Set problem
Using the records below, locate all lines containing "органи" and return them.
>> Start
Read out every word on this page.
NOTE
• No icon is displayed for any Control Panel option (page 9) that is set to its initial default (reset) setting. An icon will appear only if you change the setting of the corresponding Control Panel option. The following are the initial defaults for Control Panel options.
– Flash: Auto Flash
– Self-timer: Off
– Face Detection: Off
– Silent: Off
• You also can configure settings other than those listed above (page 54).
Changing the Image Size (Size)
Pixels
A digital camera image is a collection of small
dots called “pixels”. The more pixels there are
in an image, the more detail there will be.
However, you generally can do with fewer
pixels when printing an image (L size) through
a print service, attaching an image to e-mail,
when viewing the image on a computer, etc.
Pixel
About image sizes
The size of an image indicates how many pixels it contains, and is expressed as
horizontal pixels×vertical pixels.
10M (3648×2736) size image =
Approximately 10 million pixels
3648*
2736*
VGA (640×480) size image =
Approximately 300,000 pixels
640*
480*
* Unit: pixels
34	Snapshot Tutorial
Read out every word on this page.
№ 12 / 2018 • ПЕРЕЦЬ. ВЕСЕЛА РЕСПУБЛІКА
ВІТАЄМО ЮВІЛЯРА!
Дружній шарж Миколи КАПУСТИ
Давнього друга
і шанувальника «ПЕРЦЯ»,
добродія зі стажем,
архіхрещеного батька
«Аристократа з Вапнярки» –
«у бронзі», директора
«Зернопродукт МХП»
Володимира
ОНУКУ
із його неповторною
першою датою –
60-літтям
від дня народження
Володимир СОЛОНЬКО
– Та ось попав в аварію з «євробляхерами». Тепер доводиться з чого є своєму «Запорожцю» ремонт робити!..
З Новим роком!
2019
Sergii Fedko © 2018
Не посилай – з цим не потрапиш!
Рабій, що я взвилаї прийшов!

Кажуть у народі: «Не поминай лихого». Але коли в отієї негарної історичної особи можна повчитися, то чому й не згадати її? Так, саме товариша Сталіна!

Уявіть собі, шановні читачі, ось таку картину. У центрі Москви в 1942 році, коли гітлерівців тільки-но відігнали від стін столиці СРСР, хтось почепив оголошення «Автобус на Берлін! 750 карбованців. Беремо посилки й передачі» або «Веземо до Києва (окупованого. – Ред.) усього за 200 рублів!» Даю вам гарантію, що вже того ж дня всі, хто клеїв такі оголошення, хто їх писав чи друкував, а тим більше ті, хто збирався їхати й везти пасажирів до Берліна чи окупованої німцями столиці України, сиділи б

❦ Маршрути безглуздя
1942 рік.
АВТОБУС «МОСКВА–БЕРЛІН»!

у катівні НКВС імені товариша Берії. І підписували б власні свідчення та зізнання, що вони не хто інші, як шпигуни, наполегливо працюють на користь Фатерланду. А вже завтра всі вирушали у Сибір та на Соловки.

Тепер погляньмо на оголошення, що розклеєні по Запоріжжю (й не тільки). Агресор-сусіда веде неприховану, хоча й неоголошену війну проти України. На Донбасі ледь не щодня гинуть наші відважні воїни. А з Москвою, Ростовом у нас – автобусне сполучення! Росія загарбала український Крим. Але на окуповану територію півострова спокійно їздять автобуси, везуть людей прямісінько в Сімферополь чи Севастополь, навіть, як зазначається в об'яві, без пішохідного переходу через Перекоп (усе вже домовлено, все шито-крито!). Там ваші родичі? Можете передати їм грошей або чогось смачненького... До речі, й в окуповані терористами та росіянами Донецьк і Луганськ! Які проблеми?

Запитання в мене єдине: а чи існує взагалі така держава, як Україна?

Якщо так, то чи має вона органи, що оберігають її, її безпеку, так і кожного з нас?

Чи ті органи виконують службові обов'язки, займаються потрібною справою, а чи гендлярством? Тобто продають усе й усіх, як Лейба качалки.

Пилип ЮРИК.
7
>> End
Result below
Якщо так, то чи має вона органи, що оберігають її, її безпеку, так і кожного з нас?
Чи ті органи виконують службові обов'язки, займаються потрібною справою, а чи гендлярством? Тобто продають усе й усіх, як Лейба качалки.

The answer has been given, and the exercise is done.